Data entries
◆ ◆ ◆ ◆ ◆

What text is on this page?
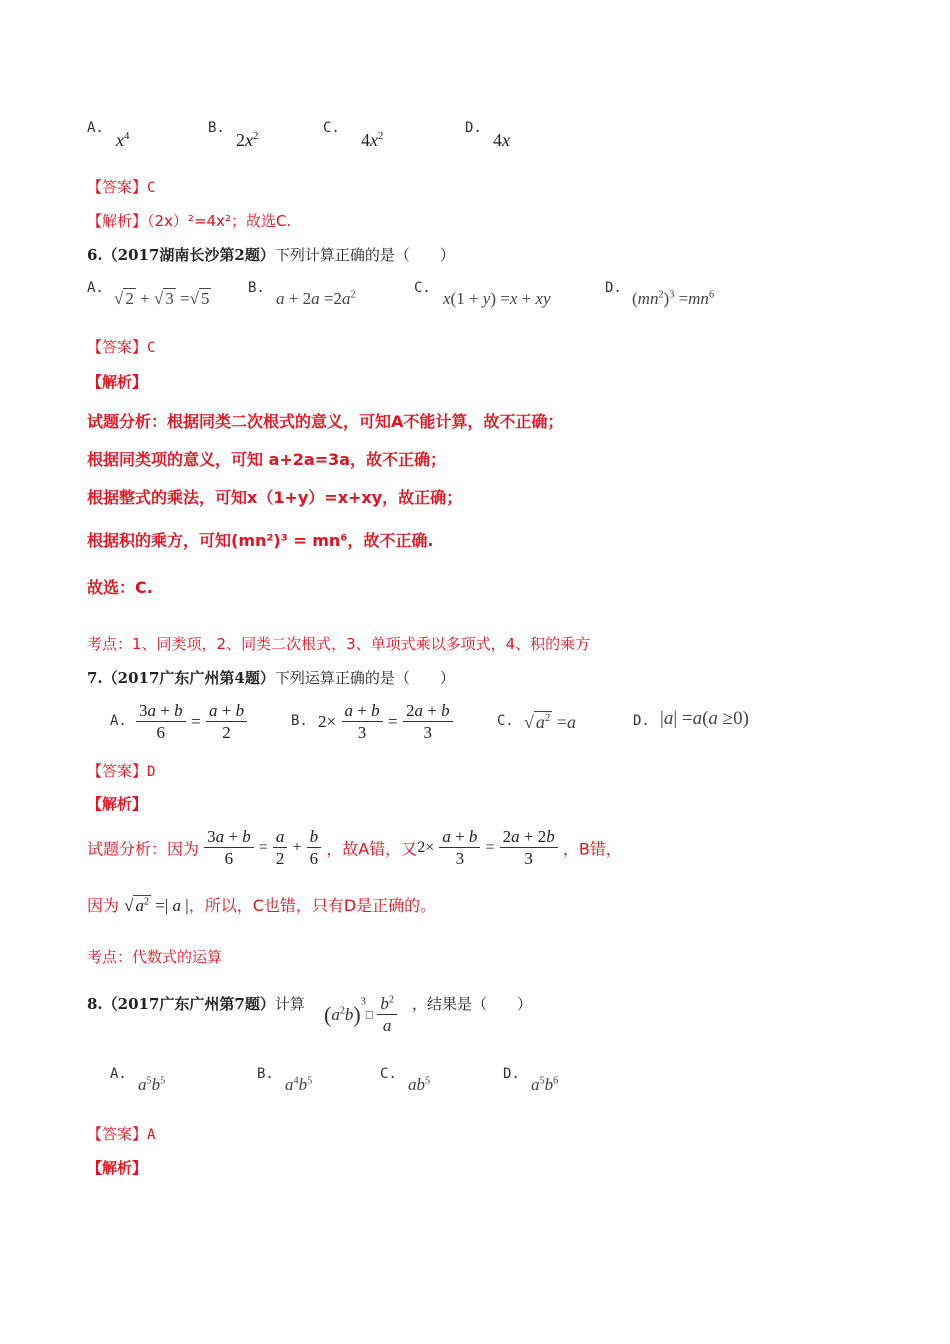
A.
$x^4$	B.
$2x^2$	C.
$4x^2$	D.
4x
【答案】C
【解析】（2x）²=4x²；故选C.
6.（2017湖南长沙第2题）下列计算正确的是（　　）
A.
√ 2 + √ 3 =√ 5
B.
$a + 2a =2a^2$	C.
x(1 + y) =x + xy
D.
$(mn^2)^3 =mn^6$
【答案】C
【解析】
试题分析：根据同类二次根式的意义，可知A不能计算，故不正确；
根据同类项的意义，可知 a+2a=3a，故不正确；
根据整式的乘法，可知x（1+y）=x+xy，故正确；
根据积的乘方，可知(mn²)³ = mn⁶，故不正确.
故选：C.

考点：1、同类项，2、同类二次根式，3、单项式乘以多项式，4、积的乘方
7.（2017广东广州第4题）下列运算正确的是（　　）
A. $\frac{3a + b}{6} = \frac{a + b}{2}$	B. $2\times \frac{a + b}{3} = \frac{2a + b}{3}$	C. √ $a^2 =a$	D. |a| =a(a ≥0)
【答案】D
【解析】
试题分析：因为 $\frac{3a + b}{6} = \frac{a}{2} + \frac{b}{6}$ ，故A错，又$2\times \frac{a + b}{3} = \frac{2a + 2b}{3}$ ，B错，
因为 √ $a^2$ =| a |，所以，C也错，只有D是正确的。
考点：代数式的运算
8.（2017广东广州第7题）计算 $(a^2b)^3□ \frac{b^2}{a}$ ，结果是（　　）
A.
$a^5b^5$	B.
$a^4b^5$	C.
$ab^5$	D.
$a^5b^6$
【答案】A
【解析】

◆ ◆ ◆ ◆ ◆

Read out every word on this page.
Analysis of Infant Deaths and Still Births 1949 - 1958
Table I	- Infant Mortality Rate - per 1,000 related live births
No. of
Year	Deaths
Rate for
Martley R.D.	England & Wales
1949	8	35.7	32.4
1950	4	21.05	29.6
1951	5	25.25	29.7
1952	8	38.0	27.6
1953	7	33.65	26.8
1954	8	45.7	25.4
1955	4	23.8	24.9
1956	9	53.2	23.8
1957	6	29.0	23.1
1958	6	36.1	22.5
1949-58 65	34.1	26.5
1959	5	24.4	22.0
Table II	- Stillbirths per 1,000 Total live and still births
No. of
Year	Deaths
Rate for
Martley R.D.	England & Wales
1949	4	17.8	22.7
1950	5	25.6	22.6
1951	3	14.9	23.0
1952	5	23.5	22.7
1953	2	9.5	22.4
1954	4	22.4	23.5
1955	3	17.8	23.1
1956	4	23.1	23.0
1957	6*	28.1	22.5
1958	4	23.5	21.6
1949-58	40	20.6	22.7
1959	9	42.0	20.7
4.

◆ ◆ ◆ ◆ ◆

## [REQUIRED TASK]
Extract every line of the records above that contains the word "试题分析".

## [RESULT OF THIS EXERCISE]
试题分析：根据同类二次根式的意义，可知A不能计算，故不正确；
试题分析：因为 $\frac{3a + b}{6} = \frac{a}{2} + \frac{b}{6}$ ，故A错，又$2\times \frac{a + b}{3} = \frac{2a + 2b}{3}$ ，B错，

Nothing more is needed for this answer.